#### Materials provided
-- start --
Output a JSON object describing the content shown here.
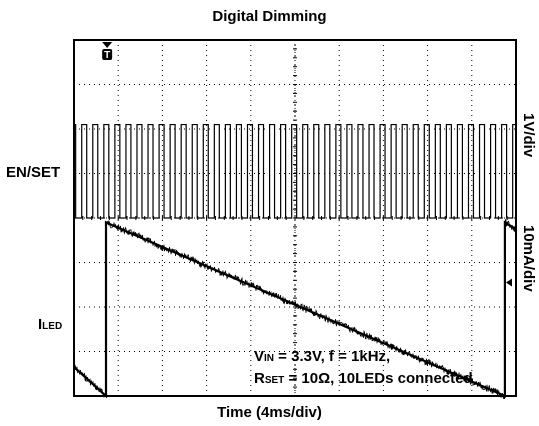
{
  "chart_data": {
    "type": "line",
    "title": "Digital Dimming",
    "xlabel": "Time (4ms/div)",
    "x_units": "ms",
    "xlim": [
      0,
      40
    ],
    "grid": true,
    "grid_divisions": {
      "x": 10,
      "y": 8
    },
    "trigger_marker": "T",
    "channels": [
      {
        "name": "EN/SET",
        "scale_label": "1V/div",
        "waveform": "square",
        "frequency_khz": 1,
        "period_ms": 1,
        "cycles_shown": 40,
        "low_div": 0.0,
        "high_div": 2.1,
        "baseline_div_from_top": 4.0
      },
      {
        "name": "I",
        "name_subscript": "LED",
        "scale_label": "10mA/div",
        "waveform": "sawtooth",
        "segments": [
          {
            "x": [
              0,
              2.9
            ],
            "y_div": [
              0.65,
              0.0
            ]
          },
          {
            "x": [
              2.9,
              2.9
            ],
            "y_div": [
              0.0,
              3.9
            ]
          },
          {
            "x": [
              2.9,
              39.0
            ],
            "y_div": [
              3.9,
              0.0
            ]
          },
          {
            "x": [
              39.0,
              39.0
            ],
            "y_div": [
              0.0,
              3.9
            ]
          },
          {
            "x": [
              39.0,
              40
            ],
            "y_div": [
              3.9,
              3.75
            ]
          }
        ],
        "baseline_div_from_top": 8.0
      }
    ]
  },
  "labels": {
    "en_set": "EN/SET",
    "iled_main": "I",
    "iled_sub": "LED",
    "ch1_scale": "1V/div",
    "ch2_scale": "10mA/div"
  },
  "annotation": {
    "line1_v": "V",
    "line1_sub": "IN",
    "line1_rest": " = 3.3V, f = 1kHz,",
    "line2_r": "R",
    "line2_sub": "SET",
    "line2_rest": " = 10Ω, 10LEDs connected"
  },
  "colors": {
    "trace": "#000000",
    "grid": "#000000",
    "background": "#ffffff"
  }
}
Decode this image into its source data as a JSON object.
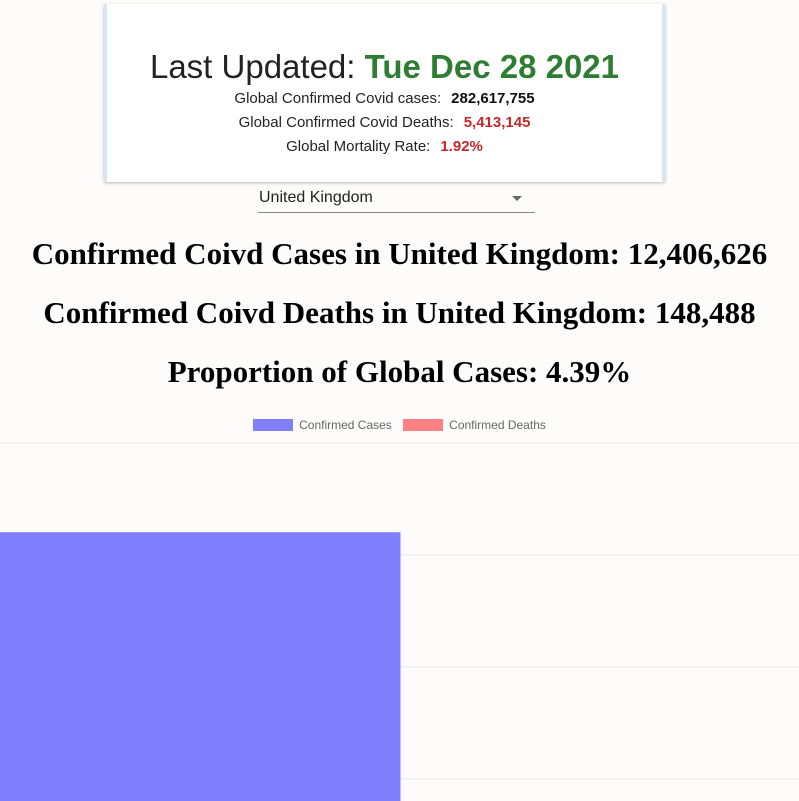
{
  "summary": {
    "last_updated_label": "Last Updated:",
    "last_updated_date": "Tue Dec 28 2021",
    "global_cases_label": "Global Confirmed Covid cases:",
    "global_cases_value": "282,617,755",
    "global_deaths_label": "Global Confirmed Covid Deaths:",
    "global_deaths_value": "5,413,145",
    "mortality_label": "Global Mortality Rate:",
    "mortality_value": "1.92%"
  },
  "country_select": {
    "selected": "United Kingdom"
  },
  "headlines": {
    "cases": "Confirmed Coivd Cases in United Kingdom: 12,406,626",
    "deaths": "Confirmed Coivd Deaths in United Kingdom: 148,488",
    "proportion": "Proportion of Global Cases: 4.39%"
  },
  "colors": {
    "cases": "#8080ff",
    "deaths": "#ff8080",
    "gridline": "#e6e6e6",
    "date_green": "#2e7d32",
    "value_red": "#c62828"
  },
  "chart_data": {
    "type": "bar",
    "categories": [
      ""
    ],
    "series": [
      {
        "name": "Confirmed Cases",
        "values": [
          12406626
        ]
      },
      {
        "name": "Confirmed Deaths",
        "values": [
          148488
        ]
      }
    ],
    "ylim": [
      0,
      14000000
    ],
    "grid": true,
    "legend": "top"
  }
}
-- end --
Reproduce each line exactly as it appears, omitting the pictures.

#### Expected answer
Output a JSON object describing the content shown here.
{
  "chart_data": {
    "type": "line",
    "title": "Digital Dimming",
    "xlabel": "Time (4ms/div)",
    "x_units": "ms",
    "xlim": [
      0,
      40
    ],
    "grid": true,
    "grid_divisions": {
      "x": 10,
      "y": 8
    },
    "trigger_marker": "T",
    "channels": [
      {
        "name": "EN/SET",
        "scale_label": "1V/div",
        "waveform": "square",
        "frequency_khz": 1,
        "period_ms": 1,
        "cycles_shown": 40,
        "low_div": 0.0,
        "high_div": 2.1,
        "baseline_div_from_top": 4.0
      },
      {
        "name": "I",
        "name_subscript": "LED",
        "scale_label": "10mA/div",
        "waveform": "sawtooth",
        "segments": [
          {
            "x": [
              0,
              2.9
            ],
            "y_div": [
              0.65,
              0.0
            ]
          },
          {
            "x": [
              2.9,
              2.9
            ],
            "y_div": [
              0.0,
              3.9
            ]
          },
          {
            "x": [
              2.9,
              39.0
            ],
            "y_div": [
              3.9,
              0.0
            ]
          },
          {
            "x": [
              39.0,
              39.0
            ],
            "y_div": [
              0.0,
              3.9
            ]
          },
          {
            "x": [
              39.0,
              40
            ],
            "y_div": [
              3.9,
              3.75
            ]
          }
        ],
        "baseline_div_from_top": 8.0
      }
    ]
  },
  "labels": {
    "en_set": "EN/SET",
    "iled_main": "I",
    "iled_sub": "LED",
    "ch1_scale": "1V/div",
    "ch2_scale": "10mA/div"
  },
  "annotation": {
    "line1_v": "V",
    "line1_sub": "IN",
    "line1_rest": " = 3.3V, f = 1kHz,",
    "line2_r": "R",
    "line2_sub": "SET",
    "line2_rest": " = 10Ω, 10LEDs connected"
  },
  "colors": {
    "trace": "#000000",
    "grid": "#000000",
    "background": "#ffffff"
  }
}
Decode this image into its source data as a JSON object.
{
  "summary": {
    "last_updated_label": "Last Updated:",
    "last_updated_date": "Tue Dec 28 2021",
    "global_cases_label": "Global Confirmed Covid cases:",
    "global_cases_value": "282,617,755",
    "global_deaths_label": "Global Confirmed Covid Deaths:",
    "global_deaths_value": "5,413,145",
    "mortality_label": "Global Mortality Rate:",
    "mortality_value": "1.92%"
  },
  "country_select": {
    "selected": "United Kingdom"
  },
  "headlines": {
    "cases": "Confirmed Coivd Cases in United Kingdom: 12,406,626",
    "deaths": "Confirmed Coivd Deaths in United Kingdom: 148,488",
    "proportion": "Proportion of Global Cases: 4.39%"
  },
  "colors": {
    "cases": "#8080ff",
    "deaths": "#ff8080",
    "gridline": "#e6e6e6",
    "date_green": "#2e7d32",
    "value_red": "#c62828"
  },
  "chart_data": {
    "type": "bar",
    "categories": [
      ""
    ],
    "series": [
      {
        "name": "Confirmed Cases",
        "values": [
          12406626
        ]
      },
      {
        "name": "Confirmed Deaths",
        "values": [
          148488
        ]
      }
    ],
    "ylim": [
      0,
      14000000
    ],
    "grid": true,
    "legend": "top"
  }
}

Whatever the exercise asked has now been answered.